[Recorded data]
╭──

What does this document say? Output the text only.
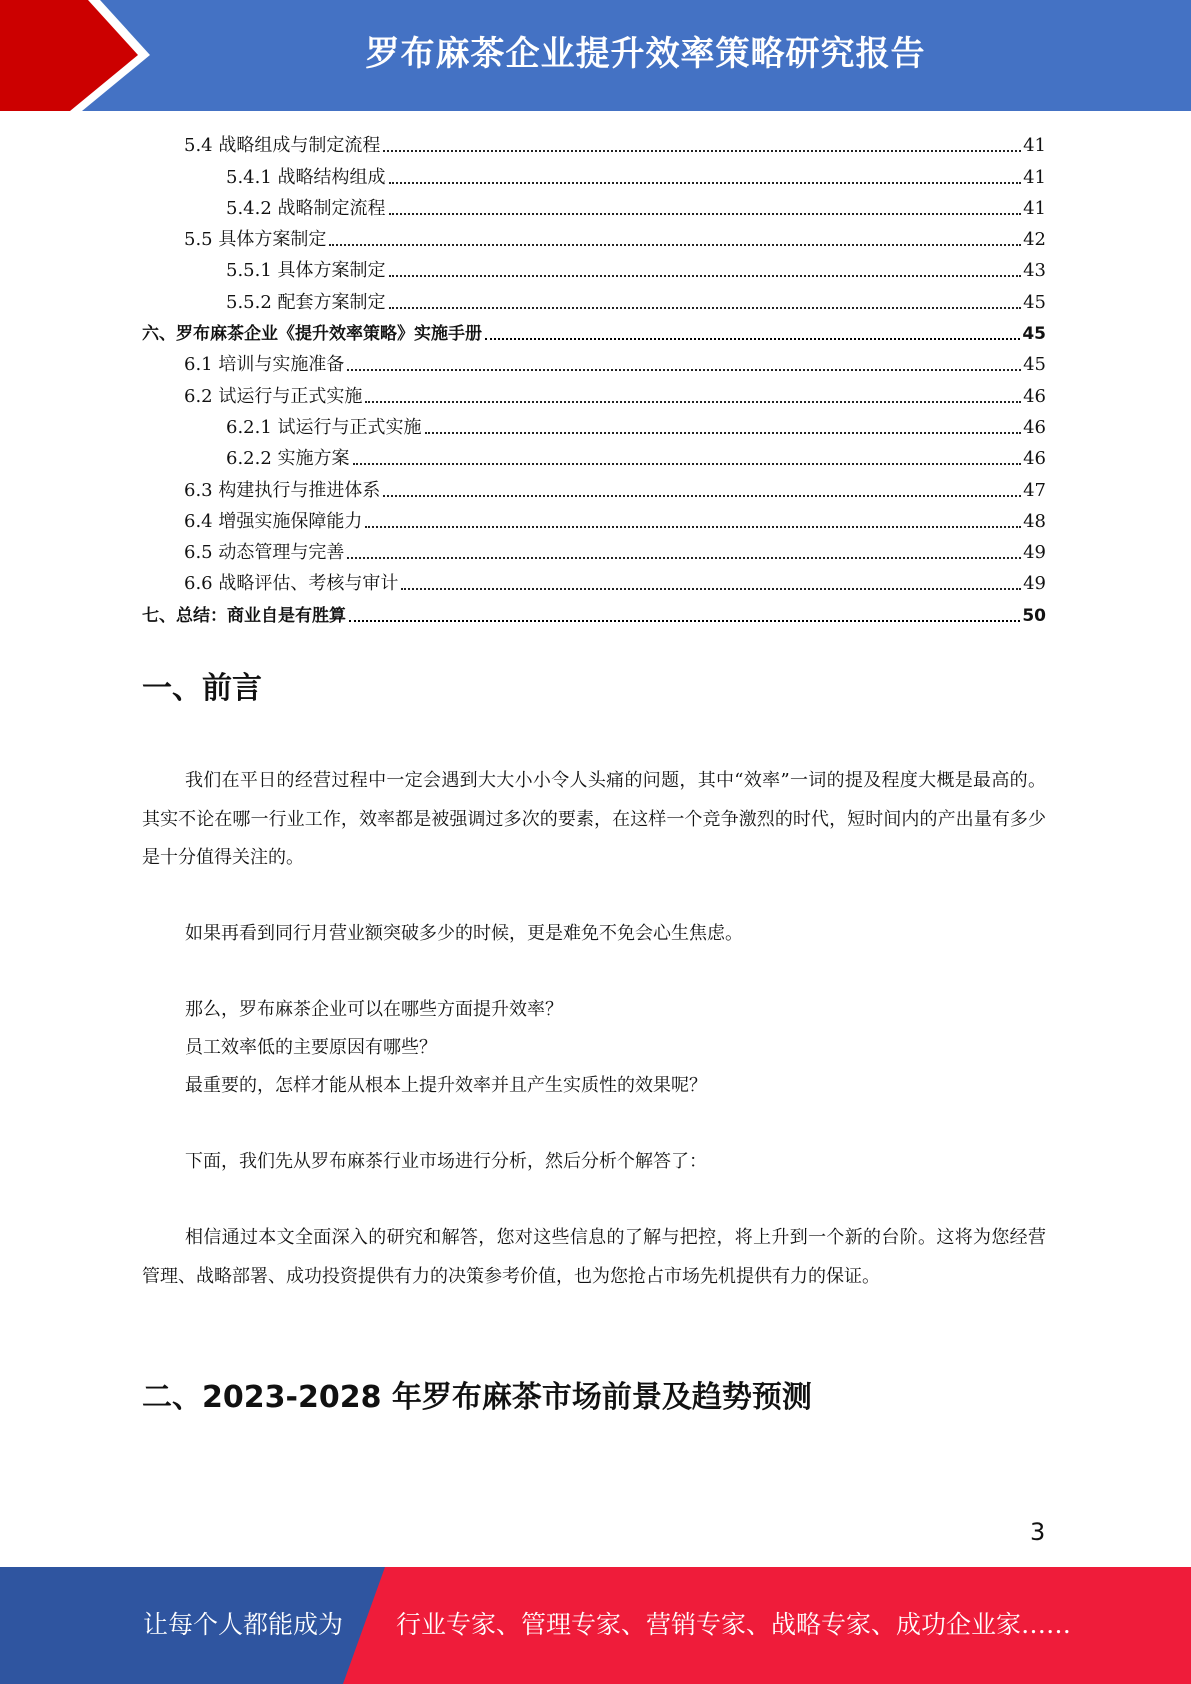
罗布麻茶企业提升效率策略研究报告
5.4 战略组成与制定流程	41
5.4.1 战略结构组成	41
5.4.2 战略制定流程	41
5.5 具体方案制定	42
5.5.1 具体方案制定	43
5.5.2 配套方案制定	45
六、罗布麻茶企业《提升效率策略》实施手册	45
6.1 培训与实施准备	45
6.2 试运行与正式实施	46
6.2.1 试运行与正式实施	46
6.2.2 实施方案	46
6.3 构建执行与推进体系	47
6.4 增强实施保障能力	48
6.5 动态管理与完善	49
6.6 战略评估、考核与审计	49
七、总结：商业自是有胜算	50
一、前言

我们在平日的经营过程中一定会遇到大大小小令人头痛的问题，其中“效率”一词的提及程度大概是最高的。其实不论在哪一行业工作，效率都是被强调过多次的要素，在这样一个竞争激烈的时代，短时间内的产出量有多少是十分值得关注的。

如果再看到同行月营业额突破多少的时候，更是难免不免会心生焦虑。
那么，罗布麻茶企业可以在哪些方面提升效率？
员工效率低的主要原因有哪些？
最重要的，怎样才能从根本上提升效率并且产生实质性的效果呢？
下面，我们先从罗布麻茶行业市场进行分析，然后分析个解答了：

相信通过本文全面深入的研究和解答，您对这些信息的了解与把控，将上升到一个新的台阶。这将为您经营管理、战略部署、成功投资提供有力的决策参考价值，也为您抢占市场先机提供有力的保证。

二、2023-2028 年罗布麻茶市场前景及趋势预测
3
让每个人都能成为 行业专家、管理专家、营销专家、战略专家、成功企业家……
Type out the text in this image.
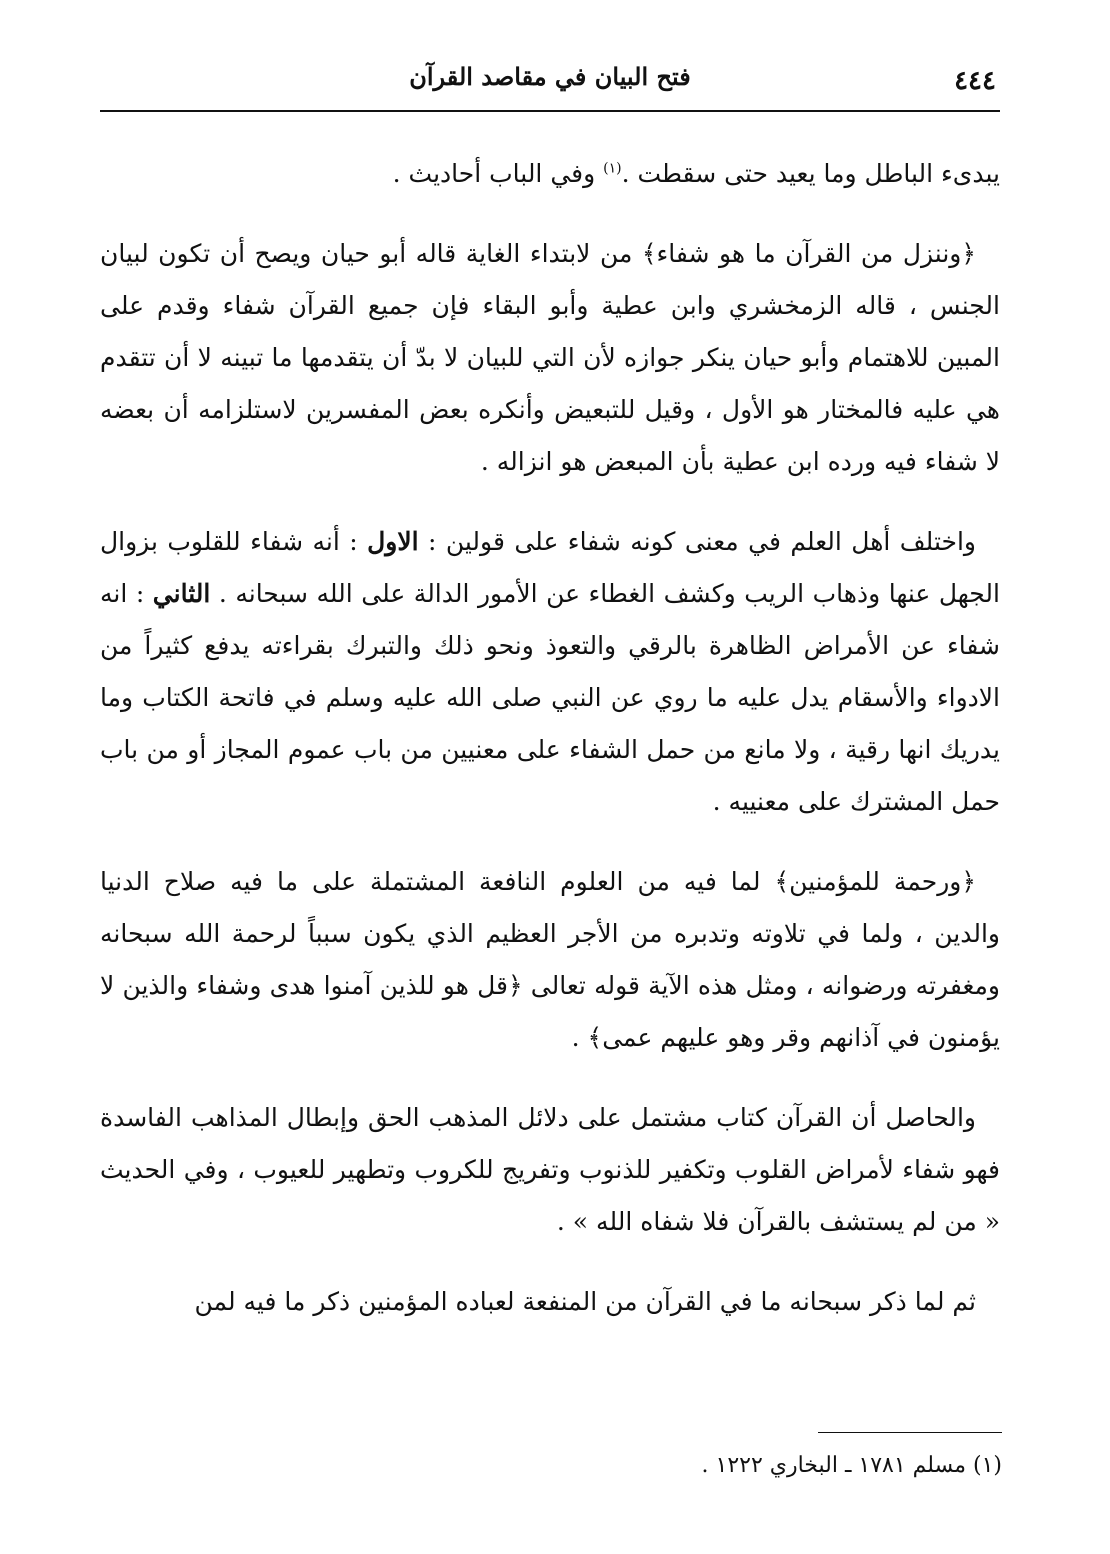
٤٤٤
فتح البيان في مقاصد القرآن

يبدىء الباطل وما يعيد حتى سقطت .$^{(١)}$ وفي الباب أحاديث .

﴿وننزل من القرآن ما هو شفاء﴾ من لابتداء الغاية قاله أبو حيان ويصح أن تكون لبيان الجنس ، قاله الزمخشري وابن عطية وأبو البقاء فإن جميع القرآن شفاء وقدم على المبين للاهتمام وأبو حيان ينكر جوازه لأن التي للبيان لا بدّ أن يتقدمها ما تبينه لا أن تتقدم هي عليه فالمختار هو الأول ، وقيل للتبعيض وأنكره بعض المفسرين لاستلزامه أن بعضه لا شفاء فيه ورده ابن عطية بأن المبعض هو انزاله .

واختلف أهل العلم في معنى كونه شفاء على قولين : الاول : أنه شفاء للقلوب بزوال الجهل عنها وذهاب الريب وكشف الغطاء عن الأمور الدالة على الله سبحانه . الثاني : انه شفاء عن الأمراض الظاهرة بالرقي والتعوذ ونحو ذلك والتبرك بقراءته يدفع كثيراً من الادواء والأسقام يدل عليه ما روي عن النبي صلى الله عليه وسلم في فاتحة الكتاب وما يدريك انها رقية ، ولا مانع من حمل الشفاء على معنيين من باب عموم المجاز أو من باب حمل المشترك على معنييه .

﴿ورحمة للمؤمنين﴾ لما فيه من العلوم النافعة المشتملة على ما فيه صلاح الدنيا والدين ، ولما في تلاوته وتدبره من الأجر العظيم الذي يكون سبباً لرحمة الله سبحانه ومغفرته ورضوانه ، ومثل هذه الآية قوله تعالى ﴿قل هو للذين آمنوا هدى وشفاء والذين لا يؤمنون في آذانهم وقر وهو عليهم عمى﴾ .

والحاصل أن القرآن كتاب مشتمل على دلائل المذهب الحق وإبطال المذاهب الفاسدة فهو شفاء لأمراض القلوب وتكفير للذنوب وتفريج للكروب وتطهير للعيوب ، وفي الحديث « من لم يستشف بالقرآن فلا شفاه الله » .

ثم لما ذكر سبحانه ما في القرآن من المنفعة لعباده المؤمنين ذكر ما فيه لمن

(١) مسلم ١٧٨١ ـ البخاري ١٢٢٢ .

╰──

» **Exercise task**
List each line in the listing that contains the string "text".

» **Written answer**
What does this document say? Output the text only.
Type out the text in this image.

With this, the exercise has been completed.